◆ **TASK PROMPT**:
Scan the entries for the string "فصار" and give the number of lines that have it, nothing further.

◆ **Extracted records**:
+===+

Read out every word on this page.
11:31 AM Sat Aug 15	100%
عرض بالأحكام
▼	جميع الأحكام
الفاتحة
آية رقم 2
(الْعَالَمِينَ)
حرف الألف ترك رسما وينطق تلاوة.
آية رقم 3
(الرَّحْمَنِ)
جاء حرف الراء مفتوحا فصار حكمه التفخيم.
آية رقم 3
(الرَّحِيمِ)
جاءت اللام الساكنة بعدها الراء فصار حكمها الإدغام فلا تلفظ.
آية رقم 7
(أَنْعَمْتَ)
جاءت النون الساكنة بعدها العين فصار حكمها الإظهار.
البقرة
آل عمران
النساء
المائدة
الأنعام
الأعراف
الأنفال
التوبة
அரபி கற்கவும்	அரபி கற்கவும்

+===+

◆ **REPLY TO THE EXERCISE**:
3